(Coordinate annotation records)

— Start —

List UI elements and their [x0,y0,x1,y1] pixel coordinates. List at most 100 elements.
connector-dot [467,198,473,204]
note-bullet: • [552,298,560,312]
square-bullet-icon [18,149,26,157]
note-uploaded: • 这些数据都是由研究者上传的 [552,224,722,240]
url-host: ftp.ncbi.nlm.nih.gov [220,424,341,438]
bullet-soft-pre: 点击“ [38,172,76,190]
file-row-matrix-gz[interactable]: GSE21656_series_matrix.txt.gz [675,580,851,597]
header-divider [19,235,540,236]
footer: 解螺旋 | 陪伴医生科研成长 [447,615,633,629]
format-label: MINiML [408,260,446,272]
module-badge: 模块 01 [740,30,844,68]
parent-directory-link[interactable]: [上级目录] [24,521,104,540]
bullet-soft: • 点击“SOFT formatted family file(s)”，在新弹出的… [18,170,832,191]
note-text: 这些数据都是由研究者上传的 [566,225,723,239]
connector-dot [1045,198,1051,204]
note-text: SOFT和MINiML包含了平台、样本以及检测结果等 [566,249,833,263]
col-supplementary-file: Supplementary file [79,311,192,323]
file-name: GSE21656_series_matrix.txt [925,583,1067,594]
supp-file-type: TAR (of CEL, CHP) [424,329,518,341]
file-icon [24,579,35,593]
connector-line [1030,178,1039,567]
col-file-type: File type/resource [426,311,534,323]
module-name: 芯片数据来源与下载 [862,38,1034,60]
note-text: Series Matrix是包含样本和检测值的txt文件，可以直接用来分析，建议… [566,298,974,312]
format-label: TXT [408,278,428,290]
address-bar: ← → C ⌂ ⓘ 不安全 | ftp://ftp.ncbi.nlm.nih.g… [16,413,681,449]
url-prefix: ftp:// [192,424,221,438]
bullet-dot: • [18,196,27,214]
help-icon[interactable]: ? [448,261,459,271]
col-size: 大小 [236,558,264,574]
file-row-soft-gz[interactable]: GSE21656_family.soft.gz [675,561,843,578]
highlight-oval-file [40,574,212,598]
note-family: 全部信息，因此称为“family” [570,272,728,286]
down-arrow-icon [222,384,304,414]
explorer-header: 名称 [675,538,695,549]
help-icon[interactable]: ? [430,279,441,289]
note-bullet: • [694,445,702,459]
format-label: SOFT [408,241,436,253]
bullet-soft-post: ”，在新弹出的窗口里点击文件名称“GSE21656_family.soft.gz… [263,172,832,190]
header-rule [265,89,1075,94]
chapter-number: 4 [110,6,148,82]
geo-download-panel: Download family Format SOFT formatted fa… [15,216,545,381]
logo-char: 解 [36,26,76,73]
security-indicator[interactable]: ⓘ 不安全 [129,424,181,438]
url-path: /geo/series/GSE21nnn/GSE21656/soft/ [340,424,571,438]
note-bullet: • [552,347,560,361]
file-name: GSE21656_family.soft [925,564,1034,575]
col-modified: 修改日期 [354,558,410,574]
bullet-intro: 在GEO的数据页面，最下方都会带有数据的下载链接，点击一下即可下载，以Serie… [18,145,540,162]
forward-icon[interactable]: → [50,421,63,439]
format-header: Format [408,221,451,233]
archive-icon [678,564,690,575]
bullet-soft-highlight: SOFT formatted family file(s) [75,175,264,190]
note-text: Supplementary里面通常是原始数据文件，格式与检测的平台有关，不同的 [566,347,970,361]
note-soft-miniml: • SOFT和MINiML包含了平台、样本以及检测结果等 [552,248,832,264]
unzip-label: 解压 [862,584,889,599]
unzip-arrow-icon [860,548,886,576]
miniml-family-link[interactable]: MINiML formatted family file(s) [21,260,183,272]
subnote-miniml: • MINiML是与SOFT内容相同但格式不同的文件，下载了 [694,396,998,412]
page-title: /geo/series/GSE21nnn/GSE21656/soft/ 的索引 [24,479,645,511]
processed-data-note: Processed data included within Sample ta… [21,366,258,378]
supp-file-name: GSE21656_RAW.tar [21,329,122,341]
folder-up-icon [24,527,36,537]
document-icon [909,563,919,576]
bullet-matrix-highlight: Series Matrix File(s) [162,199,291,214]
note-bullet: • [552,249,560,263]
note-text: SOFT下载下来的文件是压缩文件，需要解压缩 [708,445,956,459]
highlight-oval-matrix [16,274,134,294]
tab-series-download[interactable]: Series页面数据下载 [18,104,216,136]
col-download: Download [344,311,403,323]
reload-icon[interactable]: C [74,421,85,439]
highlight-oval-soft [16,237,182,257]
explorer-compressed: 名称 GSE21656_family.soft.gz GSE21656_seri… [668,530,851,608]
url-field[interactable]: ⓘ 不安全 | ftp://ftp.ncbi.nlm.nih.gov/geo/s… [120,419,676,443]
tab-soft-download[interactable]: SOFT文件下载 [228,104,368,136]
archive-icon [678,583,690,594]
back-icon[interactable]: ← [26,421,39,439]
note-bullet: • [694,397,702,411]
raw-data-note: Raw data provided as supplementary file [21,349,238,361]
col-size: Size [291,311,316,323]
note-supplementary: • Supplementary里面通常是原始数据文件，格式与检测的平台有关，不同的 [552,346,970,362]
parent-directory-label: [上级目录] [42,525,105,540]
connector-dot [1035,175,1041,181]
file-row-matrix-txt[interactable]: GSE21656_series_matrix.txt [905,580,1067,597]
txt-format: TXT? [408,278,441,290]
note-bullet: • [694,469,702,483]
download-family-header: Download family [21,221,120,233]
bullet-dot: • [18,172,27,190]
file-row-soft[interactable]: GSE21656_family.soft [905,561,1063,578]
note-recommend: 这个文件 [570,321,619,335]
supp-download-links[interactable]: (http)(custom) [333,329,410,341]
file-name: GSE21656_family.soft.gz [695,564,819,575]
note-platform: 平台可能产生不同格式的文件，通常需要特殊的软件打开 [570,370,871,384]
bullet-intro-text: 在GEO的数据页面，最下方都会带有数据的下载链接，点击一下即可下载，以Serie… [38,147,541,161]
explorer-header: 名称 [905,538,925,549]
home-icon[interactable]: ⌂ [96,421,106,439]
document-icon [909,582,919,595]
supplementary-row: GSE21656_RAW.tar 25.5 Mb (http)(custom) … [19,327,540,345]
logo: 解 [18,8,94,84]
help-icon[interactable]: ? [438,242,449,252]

— End —
— Start —

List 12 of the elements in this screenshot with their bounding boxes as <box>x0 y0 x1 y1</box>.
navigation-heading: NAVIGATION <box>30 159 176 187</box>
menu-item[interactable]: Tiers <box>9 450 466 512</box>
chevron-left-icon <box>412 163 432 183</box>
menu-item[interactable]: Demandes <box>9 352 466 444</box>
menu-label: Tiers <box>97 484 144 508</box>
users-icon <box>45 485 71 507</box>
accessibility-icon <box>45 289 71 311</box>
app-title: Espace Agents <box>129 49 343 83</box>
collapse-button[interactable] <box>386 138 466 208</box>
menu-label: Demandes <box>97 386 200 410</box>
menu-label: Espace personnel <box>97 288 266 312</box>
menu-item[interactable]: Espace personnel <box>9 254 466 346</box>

— End —

Stated exercise:
Copy the lines of the material above without any changes, starting at the line with "List 12 of the" and ending with the line with "menu-item[interactable]: Espace personnel", both included.

Worked answer:
List 12 of the elements in this screenshot with their bounding boxes as <box>x0 y0 x1 y1</box>.
navigation-heading: NAVIGATION <box>30 159 176 187</box>
menu-item[interactable]: Tiers <box>9 450 466 512</box>
chevron-left-icon <box>412 163 432 183</box>
menu-item[interactable]: Demandes <box>9 352 466 444</box>
menu-label: Tiers <box>97 484 144 508</box>
users-icon <box>45 485 71 507</box>
accessibility-icon <box>45 289 71 311</box>
app-title: Espace Agents <box>129 49 343 83</box>
collapse-button[interactable] <box>386 138 466 208</box>
menu-label: Demandes <box>97 386 200 410</box>
menu-label: Espace personnel <box>97 288 266 312</box>
menu-item[interactable]: Espace personnel <box>9 254 466 346</box>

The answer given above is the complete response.